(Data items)
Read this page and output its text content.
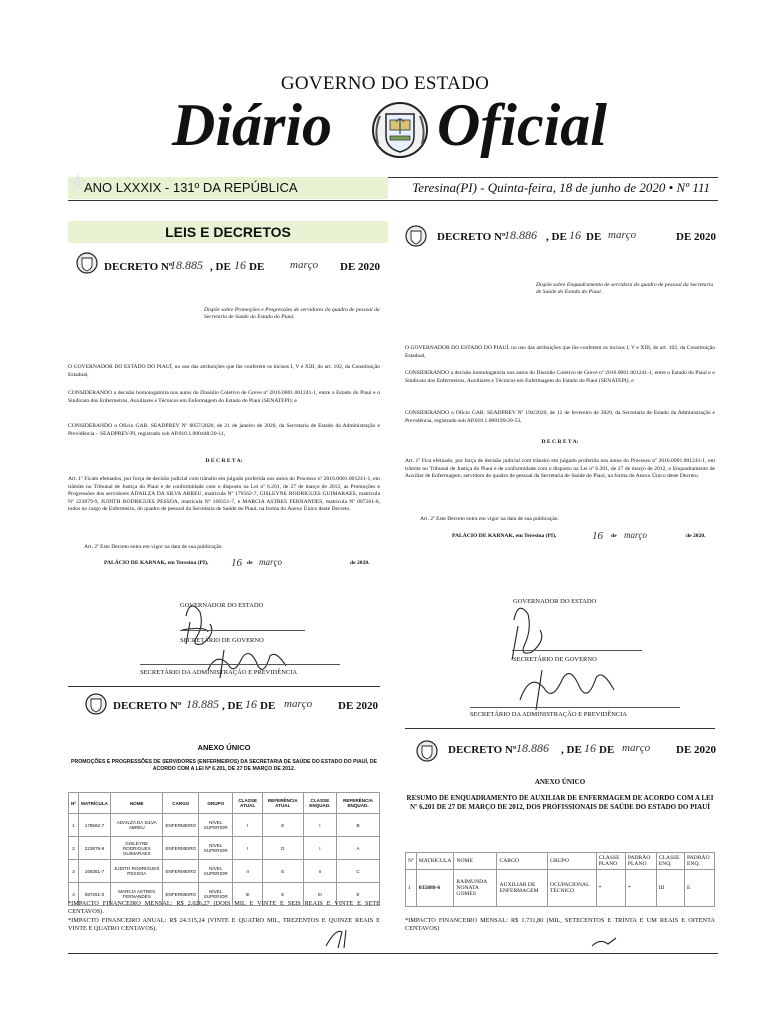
GOVERNO DO ESTADO
Diário Oficial
★
ANO LXXXIX - 131º DA REPÚBLICA	Teresina(PI) - Quinta-feira, 18 de junho de 2020 • Nº 111
LEIS E DECRETOS
DECRETO Nº
18.885 , DE 16 DE março DE 2020
Dispõe sobre Promoções e Progressões de servidores do quadro de pessoal da Secretaria de Saúde do Estado do Piauí.
O GOVERNADOR DO ESTADO DO PIAUÍ, no uso das atribuições que lhe conferem os incisos I, V e XIII, do art. 102, da Constituição Estadual,
CONSIDERANDO a decisão homologatória nos autos do Dissídio Coletivo de Greve nº 2016.0001.001241-1, entre o Estado do Piauí e o Sindicato dos Enfermeiros, Auxiliares e Técnicos em Enfermagem do Estado do Piauí (SENATEPI); e
CONSIDERANDO o Ofício GAB. SEADPREV Nº 0057/2020, de 21 de janeiro de 2020, da Secretaria de Estado da Administração e Previdência – SEADPREV-PI, registrado sob AP.010.1.000448/20-11,
D E C R E T A:
Art. 1º Ficam efetuados, por força de decisão judicial com trânsito em julgado proferida nos autos do Processo nº 2016.0001.001241-1, em trâmite no Tribunal de Justiça do Piauí e de conformidade com o disposto na Lei nº 6.201, de 27 de março de 2012, as Promoções e Progressões dos servidores ADAILZA DA SILVA ABREU, matrícula Nº 179562-7, GISLEYNE RODRIGUES GUIMARAES, matrícula Nº 223879-9, JUDITH RODRIGUES PESSOA, matrícula Nº 168351-7, e MARCIA ASTRES FERNANDES, matrícula Nº 087261-0, todos no cargo de Enfermeiro, do quadro de pessoal da Secretaria de Saúde do Piauí, na forma do Anexo Único deste Decreto.
Art. 2º Este Decreto entra em vigor na data de sua publicação.
PALÁCIO DE KARNAK, em Teresina (PI), 16 de março	de 2020.
GOVERNADOR DO ESTADO
SECRETÁRIO DE GOVERNO
SECRETÁRIO DA ADMINISTRAÇÃO E PREVIDÊNCIA
DECRETO Nº 18.885 , DE 16 DE março DE 2020
ANEXO ÚNICO
PROMOÇÕES E PROGRESSÕES DE SERVIDORES (ENFERMEIROS) DA SECRETARIA DE SAÚDE DO ESTADO DO PIAUÍ, DE ACORDO COM A LEI Nº 6.201, DE 27 DE MARÇO DE 2012.
Nº	MATRÍCULA	NOME	CARGO	GRUPO	CLASSE ATUAL	REFERÊNCIA ATUAL	CLASSE ENQUAD.	REFERÊNCIA ENQUAD.
1	179562-7	ADAILZA DA SILVA ABREU	ENFERMEIRO	NÍVEL SUPERIOR	I	E	I	B
2	223879-9	GISLEYNE RODRIGUES GUIMARAES	ENFERMEIRO	NÍVEL SUPERIOR	I	D	I	A
3	168351-7	JUDITH RODRIGUES PESSOA	ENFERMEIRO	NÍVEL SUPERIOR	II	E	II	C
4	087261-0	MARCIA ASTRES FERNANDES	ENFERMEIRO	NÍVEL SUPERIOR	III	E	III	E
*IMPACTO FINANCEIRO MENSAL: R$ 2.026,27 (DOIS MIL E VINTE E SEIS REAIS E VINTE E SETE CENTAVOS).
*IMPACTO FINANCEIRO ANUAL: R$ 24.315,24 (VINTE E QUATRO MIL, TREZENTOS E QUINZE REAIS E VINTE E QUATRO CENTAVOS).
DECRETO Nº
18.886 , DE 16 DE março	DE 2020
Dispõe sobre Enquadramento de servidora do quadro de pessoal da Secretaria de Saúde do Estado do Piauí.
O GOVERNADOR DO ESTADO DO PIAUÍ, no uso das atribuições que lhe conferem os incisos I, V e XIII, do art. 102, da Constituição Estadual,
CONSIDERANDO a decisão homologatória nos autos do Dissídio Coletivo de Greve nº 2016.0001.001241-1, entre o Estado do Piauí e o Sindicato dos Enfermeiros, Auxiliares e Técnicos em Enfermagem do Estado do Piauí (SENATEPI), e
CONSIDERANDO o Ofício GAB. SEADPREV Nº 194/2020, de 12 de fevereiro de 2020, da Secretaria de Estado da Administração e Previdência, registrado sob AP.010.1.000199/20-53,
D E C R E T A:
Art. 1º Fica efetuado, por força de decisão judicial com trânsito em julgado proferida nos autos do Processo nº 2016.0001.001241-1, em trâmite no Tribunal de Justiça do Piauí e de conformidade com o disposto na Lei nº 6.201, de 27 de março de 2012, o Enquadramento de Auxiliar de Enfermagem, servidora do quadro de pessoal da Secretaria de Saúde do Piauí, na forma do Anexo Único deste Decreto.
Art. 2º Este Decreto entra em vigor na data de sua publicação.
PALÁCIO DE KARNAK, em Teresina (PI),	16 de março	de 2020.
GOVERNADOR DO ESTADO
SECRETÁRIO DE GOVERNO
SECRETÁRIO DA ADMINISTRAÇÃO E PREVIDÊNCIA
DECRETO Nº 18.886 , DE 16 DE março DE 2020
ANEXO ÚNICO
RESUMO DE ENQUADRAMENTO DE AUXILIAR DE ENFERMAGEM DE ACORDO COM A LEI Nº 6.201 DE 27 DE MARÇO DE 2012, DOS PROFISSIONAIS DE SAÚDE DO ESTADO DO PIAUÍ
Nº	MATRÍCULA	NOME	CARGO	GRUPO	CLASSE PLANO	PADRÃO PLANO	CLASSE ENQ.	PADRÃO ENQ.
1	035888-6	RAIMUNDA NONATA GOMES	AUXILIAR DE ENFERMAGEM	OCUPACIONAL TÉCNICO	*	*	III	E
*IMPACTO FINANCEIRO MENSAL: R$ 1.731,80 (MIL, SETECENTOS E TRINTA E UM REAIS E OITENTA CENTAVOS)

> [TASK TO COMPLETE] Pull out each line containing the word "Sindicato" and copy it.

> [FINISHED TASK]
CONSIDERANDO a decisão homologatória nos autos do Dissídio Coletivo de Greve nº 2016.0001.001241-1, entre o Estado do Piauí e o Sindicato dos Enfermeiros, Auxiliares e Técnicos em Enfermagem do Estado do Piauí (SENATEPI); e
CONSIDERANDO a decisão homologatória nos autos do Dissídio Coletivo de Greve nº 2016.0001.001241-1, entre o Estado do Piauí e o Sindicato dos Enfermeiros, Auxiliares e Técnicos em Enfermagem do Estado do Piauí (SENATEPI), e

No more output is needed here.